● WHAT THIS TASK INVOLVES
Beneath this task is a listing; retype all of it exactly.

● MATERIAL PROVIDED
========================================

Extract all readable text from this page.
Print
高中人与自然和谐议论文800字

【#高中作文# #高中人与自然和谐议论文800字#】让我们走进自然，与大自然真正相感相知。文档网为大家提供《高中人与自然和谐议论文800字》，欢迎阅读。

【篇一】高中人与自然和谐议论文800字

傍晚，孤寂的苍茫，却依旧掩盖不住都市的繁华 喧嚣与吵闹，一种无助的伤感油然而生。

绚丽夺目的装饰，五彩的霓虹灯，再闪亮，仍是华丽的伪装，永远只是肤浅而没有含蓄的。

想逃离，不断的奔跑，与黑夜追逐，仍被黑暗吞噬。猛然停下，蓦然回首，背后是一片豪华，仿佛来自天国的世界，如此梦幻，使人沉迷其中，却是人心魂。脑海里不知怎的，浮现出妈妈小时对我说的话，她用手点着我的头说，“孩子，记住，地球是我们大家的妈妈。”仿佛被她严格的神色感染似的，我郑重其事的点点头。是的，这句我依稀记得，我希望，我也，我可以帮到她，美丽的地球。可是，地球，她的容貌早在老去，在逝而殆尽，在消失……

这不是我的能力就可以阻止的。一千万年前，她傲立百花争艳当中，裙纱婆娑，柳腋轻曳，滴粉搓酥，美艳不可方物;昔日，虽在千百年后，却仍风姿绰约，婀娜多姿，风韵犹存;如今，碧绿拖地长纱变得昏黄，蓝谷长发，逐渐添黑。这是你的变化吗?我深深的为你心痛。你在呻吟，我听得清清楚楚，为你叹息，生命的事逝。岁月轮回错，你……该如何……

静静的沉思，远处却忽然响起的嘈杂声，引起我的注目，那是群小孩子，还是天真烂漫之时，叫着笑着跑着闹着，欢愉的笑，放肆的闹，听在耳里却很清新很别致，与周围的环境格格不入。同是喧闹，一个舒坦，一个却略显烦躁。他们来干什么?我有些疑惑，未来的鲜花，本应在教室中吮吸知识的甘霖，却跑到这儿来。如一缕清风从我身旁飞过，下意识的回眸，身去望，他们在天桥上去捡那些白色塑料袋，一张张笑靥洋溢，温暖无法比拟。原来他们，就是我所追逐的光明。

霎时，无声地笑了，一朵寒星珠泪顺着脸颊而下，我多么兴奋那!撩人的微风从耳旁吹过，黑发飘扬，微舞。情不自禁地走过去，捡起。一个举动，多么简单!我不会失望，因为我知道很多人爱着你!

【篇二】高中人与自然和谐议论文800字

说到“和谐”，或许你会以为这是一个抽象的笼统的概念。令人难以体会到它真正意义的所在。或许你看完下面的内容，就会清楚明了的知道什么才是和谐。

========================================

● REPLY TO THE EXERCISE
Extract all readable text from this page.
Print
高中人与自然和谐议论文800字

【#高中作文# #高中人与自然和谐议论文800字#】让我们走进自然，与大自然真正相感相知。文档网为大家提供《高中人与自然和谐议论文800字》，欢迎阅读。

【篇一】高中人与自然和谐议论文800字

傍晚，孤寂的苍茫，却依旧掩盖不住都市的繁华 喧嚣与吵闹，一种无助的伤感油然而生。

绚丽夺目的装饰，五彩的霓虹灯，再闪亮，仍是华丽的伪装，永远只是肤浅而没有含蓄的。

想逃离，不断的奔跑，与黑夜追逐，仍被黑暗吞噬。猛然停下，蓦然回首，背后是一片豪华，仿佛来自天国的世界，如此梦幻，使人沉迷其中，却是人心魂。脑海里不知怎的，浮现出妈妈小时对我说的话，她用手点着我的头说，“孩子，记住，地球是我们大家的妈妈。”仿佛被她严格的神色感染似的，我郑重其事的点点头。是的，这句我依稀记得，我希望，我也，我可以帮到她，美丽的地球。可是，地球，她的容貌早在老去，在逝而殆尽，在消失……

这不是我的能力就可以阻止的。一千万年前，她傲立百花争艳当中，裙纱婆娑，柳腋轻曳，滴粉搓酥，美艳不可方物;昔日，虽在千百年后，却仍风姿绰约，婀娜多姿，风韵犹存;如今，碧绿拖地长纱变得昏黄，蓝谷长发，逐渐添黑。这是你的变化吗?我深深的为你心痛。你在呻吟，我听得清清楚楚，为你叹息，生命的事逝。岁月轮回错，你……该如何……

静静的沉思，远处却忽然响起的嘈杂声，引起我的注目，那是群小孩子，还是天真烂漫之时，叫着笑着跑着闹着，欢愉的笑，放肆的闹，听在耳里却很清新很别致，与周围的环境格格不入。同是喧闹，一个舒坦，一个却略显烦躁。他们来干什么?我有些疑惑，未来的鲜花，本应在教室中吮吸知识的甘霖，却跑到这儿来。如一缕清风从我身旁飞过，下意识的回眸，身去望，他们在天桥上去捡那些白色塑料袋，一张张笑靥洋溢，温暖无法比拟。原来他们，就是我所追逐的光明。

霎时，无声地笑了，一朵寒星珠泪顺着脸颊而下，我多么兴奋那!撩人的微风从耳旁吹过，黑发飘扬，微舞。情不自禁地走过去，捡起。一个举动，多么简单!我不会失望，因为我知道很多人爱着你!

【篇二】高中人与自然和谐议论文800字

说到“和谐”，或许你会以为这是一个抽象的笼统的概念。令人难以体会到它真正意义的所在。或许你看完下面的内容，就会清楚明了的知道什么才是和谐。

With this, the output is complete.